==== Data section ====

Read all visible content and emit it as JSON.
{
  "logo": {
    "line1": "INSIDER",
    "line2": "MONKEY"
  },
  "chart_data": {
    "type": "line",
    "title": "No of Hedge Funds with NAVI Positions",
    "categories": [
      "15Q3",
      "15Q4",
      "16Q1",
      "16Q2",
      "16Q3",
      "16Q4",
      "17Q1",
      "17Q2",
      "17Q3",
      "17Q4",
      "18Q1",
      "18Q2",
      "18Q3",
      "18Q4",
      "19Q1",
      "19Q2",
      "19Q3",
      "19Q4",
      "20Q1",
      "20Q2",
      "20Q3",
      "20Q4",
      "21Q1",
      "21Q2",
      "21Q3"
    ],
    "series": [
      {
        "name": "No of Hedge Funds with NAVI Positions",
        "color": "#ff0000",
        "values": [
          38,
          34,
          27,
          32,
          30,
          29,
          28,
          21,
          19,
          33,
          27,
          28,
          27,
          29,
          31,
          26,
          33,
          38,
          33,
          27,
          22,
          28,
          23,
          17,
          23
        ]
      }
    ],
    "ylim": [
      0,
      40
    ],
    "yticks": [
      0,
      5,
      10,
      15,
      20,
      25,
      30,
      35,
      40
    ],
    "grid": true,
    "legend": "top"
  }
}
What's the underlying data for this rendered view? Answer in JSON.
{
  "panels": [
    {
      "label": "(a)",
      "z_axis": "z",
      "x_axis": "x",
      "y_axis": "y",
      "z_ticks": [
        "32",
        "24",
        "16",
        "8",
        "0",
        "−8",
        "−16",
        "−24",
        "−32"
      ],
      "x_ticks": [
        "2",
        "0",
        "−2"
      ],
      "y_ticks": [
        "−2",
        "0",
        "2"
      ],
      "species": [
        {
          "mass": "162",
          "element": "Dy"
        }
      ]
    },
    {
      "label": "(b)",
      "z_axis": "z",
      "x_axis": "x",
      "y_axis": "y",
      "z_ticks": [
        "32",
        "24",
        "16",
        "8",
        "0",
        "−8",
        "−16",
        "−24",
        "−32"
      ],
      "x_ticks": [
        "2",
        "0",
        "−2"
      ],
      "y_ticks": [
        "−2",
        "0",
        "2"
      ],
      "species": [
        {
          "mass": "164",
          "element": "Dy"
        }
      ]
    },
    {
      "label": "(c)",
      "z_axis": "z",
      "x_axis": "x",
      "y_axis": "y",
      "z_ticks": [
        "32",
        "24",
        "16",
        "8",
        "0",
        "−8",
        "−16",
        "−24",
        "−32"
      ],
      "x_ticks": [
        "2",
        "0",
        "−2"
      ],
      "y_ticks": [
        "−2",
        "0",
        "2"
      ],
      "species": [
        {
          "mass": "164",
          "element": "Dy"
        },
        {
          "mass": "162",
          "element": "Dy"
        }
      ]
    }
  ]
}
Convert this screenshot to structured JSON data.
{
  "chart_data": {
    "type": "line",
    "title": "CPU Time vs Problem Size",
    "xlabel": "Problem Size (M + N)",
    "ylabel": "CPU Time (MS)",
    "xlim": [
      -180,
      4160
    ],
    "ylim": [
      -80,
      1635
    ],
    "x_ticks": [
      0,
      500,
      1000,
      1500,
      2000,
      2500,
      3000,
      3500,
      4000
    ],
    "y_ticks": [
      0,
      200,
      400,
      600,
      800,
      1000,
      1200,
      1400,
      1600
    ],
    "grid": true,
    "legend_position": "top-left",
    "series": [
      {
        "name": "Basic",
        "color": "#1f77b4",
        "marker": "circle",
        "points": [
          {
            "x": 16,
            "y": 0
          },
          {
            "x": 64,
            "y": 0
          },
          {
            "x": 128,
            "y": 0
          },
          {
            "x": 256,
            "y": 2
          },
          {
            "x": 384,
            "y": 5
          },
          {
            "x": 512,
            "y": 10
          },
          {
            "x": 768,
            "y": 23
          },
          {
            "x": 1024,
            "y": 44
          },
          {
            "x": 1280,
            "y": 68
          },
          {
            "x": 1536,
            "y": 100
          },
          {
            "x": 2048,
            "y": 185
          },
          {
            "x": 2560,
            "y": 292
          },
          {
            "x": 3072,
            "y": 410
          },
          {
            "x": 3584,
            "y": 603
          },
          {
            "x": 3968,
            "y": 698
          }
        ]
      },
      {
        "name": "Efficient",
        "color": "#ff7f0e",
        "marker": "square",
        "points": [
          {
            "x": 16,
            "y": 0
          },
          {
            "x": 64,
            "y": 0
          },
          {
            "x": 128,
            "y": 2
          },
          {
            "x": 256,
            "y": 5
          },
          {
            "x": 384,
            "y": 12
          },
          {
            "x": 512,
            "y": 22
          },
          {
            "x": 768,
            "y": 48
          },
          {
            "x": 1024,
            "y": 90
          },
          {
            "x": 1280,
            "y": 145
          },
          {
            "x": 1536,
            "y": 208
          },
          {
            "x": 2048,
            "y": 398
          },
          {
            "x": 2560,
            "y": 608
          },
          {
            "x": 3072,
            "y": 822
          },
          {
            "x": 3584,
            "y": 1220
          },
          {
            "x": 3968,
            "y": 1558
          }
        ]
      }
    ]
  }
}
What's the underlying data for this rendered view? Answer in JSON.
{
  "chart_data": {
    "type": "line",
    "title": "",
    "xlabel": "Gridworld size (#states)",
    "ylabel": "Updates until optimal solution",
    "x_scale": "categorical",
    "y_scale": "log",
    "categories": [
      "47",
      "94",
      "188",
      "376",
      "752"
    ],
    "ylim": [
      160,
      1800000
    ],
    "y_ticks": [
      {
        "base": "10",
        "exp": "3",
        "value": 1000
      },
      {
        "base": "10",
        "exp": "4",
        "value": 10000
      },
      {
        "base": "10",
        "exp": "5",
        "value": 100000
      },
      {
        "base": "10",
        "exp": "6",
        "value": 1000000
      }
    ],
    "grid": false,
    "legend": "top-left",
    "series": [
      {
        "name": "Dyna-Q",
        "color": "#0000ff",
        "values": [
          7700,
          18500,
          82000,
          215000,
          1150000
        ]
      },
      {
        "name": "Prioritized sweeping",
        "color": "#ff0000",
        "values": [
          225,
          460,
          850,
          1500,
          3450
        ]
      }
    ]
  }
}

====

Going over the lines above, work out how many include "Problem", then give only that number.

2